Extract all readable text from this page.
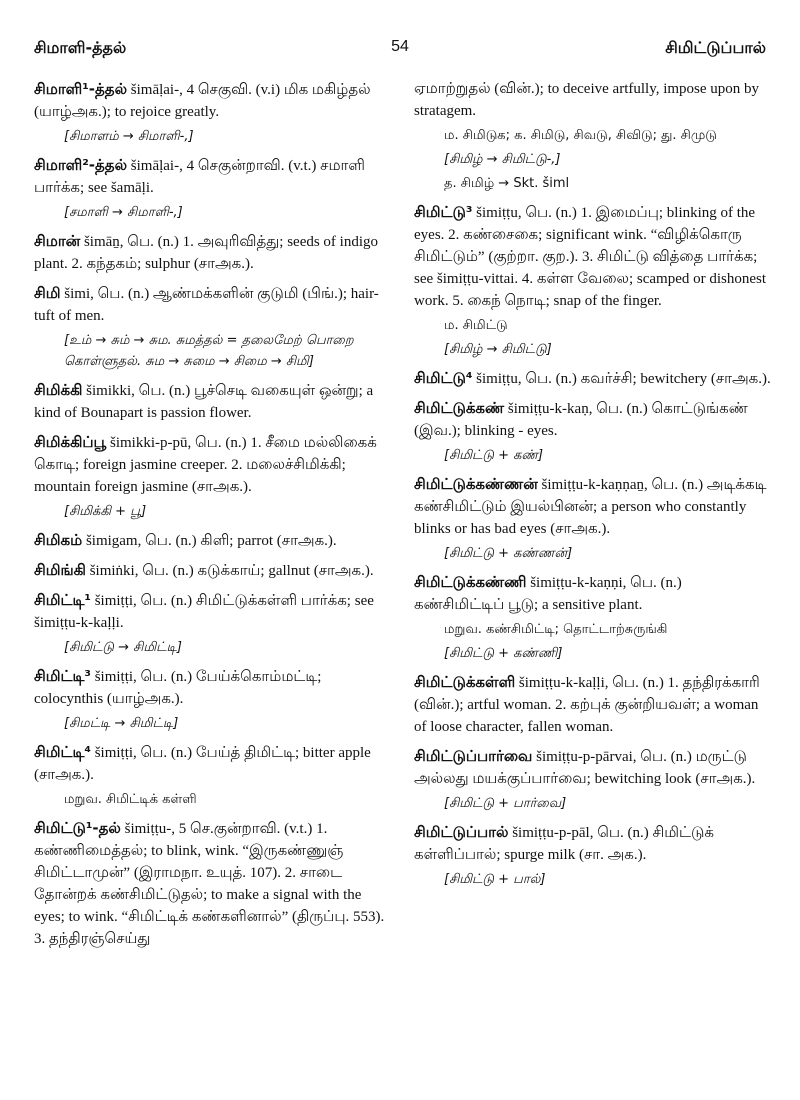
சிமாளி-த்தல்	54	சிமிட்டுப்பால்
சிமாளி¹-த்தல் šimāḷai-, 4 செகுவி. (v.i) மிக மகிழ்தல் (யாழ்அக.); to rejoice greatly.
[சிமாளம் → சிமாளி-,]
சிமாளி²-த்தல் šimāḷai-, 4 செகுன்றாவி. (v.t.) சமாளி பார்க்க; see šamāḷi.
[சமாளி → சிமாளி-,]
சிமான் šimāṉ, பெ. (n.) 1. அவுரிவித்து; seeds of indigo plant. 2. கந்தகம்; sulphur (சாஅக.).
சிமி šimi, பெ. (n.) ஆண்மக்களின் குடுமி (பிங்.); hair-tuft of men.
[உம் → சும் → சும. சுமத்தல் = தலைமேற் பொறை கொள்ளுதல். சும → சுமை → சிமை → சிமி]
சிமிக்கி šimikki, பெ. (n.) பூச்செடி வகையுள் ஒன்று; a kind of Bounapart is passion flower.
சிமிக்கிப்பூ šimikki-p-pū, பெ. (n.) 1. சீமை மல்லிகைக் கொடி; foreign jasmine creeper. 2. மலைச்சிமிக்கி; mountain foreign jasmine (சாஅக.).
[சிமிக்கி + பூ]
சிமிகம் šimigam, பெ. (n.) கிளி; parrot (சாஅக.).
சிமிங்கி šimiṅki, பெ. (n.) கடுக்காய்; gallnut (சாஅக.).
சிமிட்டி¹ šimiṭṭi, பெ. (n.) சிமிட்டுக்கள்ளி பார்க்க; see šimiṭṭu-k-kaḷḷi.
[சிமிட்டு → சிமிட்டி]
சிமிட்டி³ šimiṭṭi, பெ. (n.) பேய்க்கொம்மட்டி; colocynthis (யாழ்அக.).
[சிமட்டி → சிமிட்டி]
சிமிட்டி⁴ šimiṭṭi, பெ. (n.) பேய்த் திமிட்டி; bitter apple (சாஅக.).
மறுவ. சிமிட்டிக் கள்ளி
சிமிட்டு¹-தல் šimiṭṭu-, 5 செ.குன்றாவி. (v.t.) 1. கண்ணிமைத்தல்; to blink, wink. “இருகண்ணுஞ் சிமிட்டாமுன்” (இராமநா. உயுத். 107). 2. சாடை தோன்றக் கண்சிமிட்டுதல்; to make a signal with the eyes; to wink. “சிமிட்டிக் கண்களினால்” (திருப்பு. 553). 3. தந்திரஞ்செய்து
ஏமாற்றுதல் (வின்.); to deceive artfully, impose upon by stratagem.
ம. சிமிடுக; க. சிமிடு, சிவடு, சிவிடு; து. சிமுடு
[சிமிழ் → சிமிட்டு-,]
த. சிமிழ் → Skt. šiml
சிமிட்டு³ šimiṭṭu, பெ. (n.) 1. இமைப்பு; blinking of the eyes. 2. கண்சைகை; significant wink. “விழிக்கொரு சிமிட்டும்” (குற்றா. குற.). 3. சிமிட்டு வித்தை பார்க்க; see šimiṭṭu-vittai. 4. கள்ள வேலை; scamped or dishonest work. 5. கைந் நொடி; snap of the finger.
ம. சிமிட்டு
[சிமிழ் → சிமிட்டு]
சிமிட்டு⁴ šimiṭṭu, பெ. (n.) கவர்ச்சி; bewitchery (சாஅக.).
சிமிட்டுக்கண் šimiṭṭu-k-kaṇ, பெ. (n.) கொட்டுங்கண் (இவ.); blinking - eyes.
[சிமிட்டு + கண்]
சிமிட்டுக்கண்ணன் šimiṭṭu-k-kaṇṇaṉ, பெ. (n.) அடிக்கடி கண்சிமிட்டும் இயல்பினன்; a person who constantly blinks or has bad eyes (சாஅக.).
[சிமிட்டு + கண்ணன்]
சிமிட்டுக்கண்ணி šimiṭṭu-k-kaṇṇi, பெ. (n.) கண்சிமிட்டிப் பூடு; a sensitive plant.
மறுவ. கண்சிமிட்டி; தொட்டாற்சுருங்கி
[சிமிட்டு + கண்ணி]
சிமிட்டுக்கள்ளி šimiṭṭu-k-kaḷḷi, பெ. (n.) 1. தந்திரக்காரி (வின்.); artful woman. 2. கற்புக் குன்றியவள்; a woman of loose character, fallen woman.
சிமிட்டுப்பார்வை šimiṭṭu-p-pārvai, பெ. (n.) மருட்டு அல்லது மயக்குப்பார்வை; bewitching look (சாஅக.).
[சிமிட்டு + பார்வை]
சிமிட்டுப்பால் šimiṭṭu-p-pāl, பெ. (n.) சிமிட்டுக் கள்ளிப்பால்; spurge milk (சா. அக.).
[சிமிட்டு + பால்]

****

## Prompt
Filter the records, keeping only lines that contain "wink", and show those lines.

## Answer to this exercise
சிமிட்டு¹-தல் šimiṭṭu-, 5 செ.குன்றாவி. (v.t.) 1. கண்ணிமைத்தல்; to blink, wink. “இருகண்ணுஞ் சிமிட்டாமுன்” (இராமநா. உயுத். 107). 2. சாடை தோன்றக் கண்சிமிட்டுதல்; to make a signal with the eyes; to wink. “சிமிட்டிக் கண்களினால்” (திருப்பு. 553). 3. தந்திரஞ்செய்து
சிமிட்டு³ šimiṭṭu, பெ. (n.) 1. இமைப்பு; blinking of the eyes. 2. கண்சைகை; significant wink. “விழிக்கொரு சிமிட்டும்” (குற்றா. குற.). 3. சிமிட்டு வித்தை பார்க்க; see šimiṭṭu-vittai. 4. கள்ள வேலை; scamped or dishonest work. 5. கைந் நொடி; snap of the finger.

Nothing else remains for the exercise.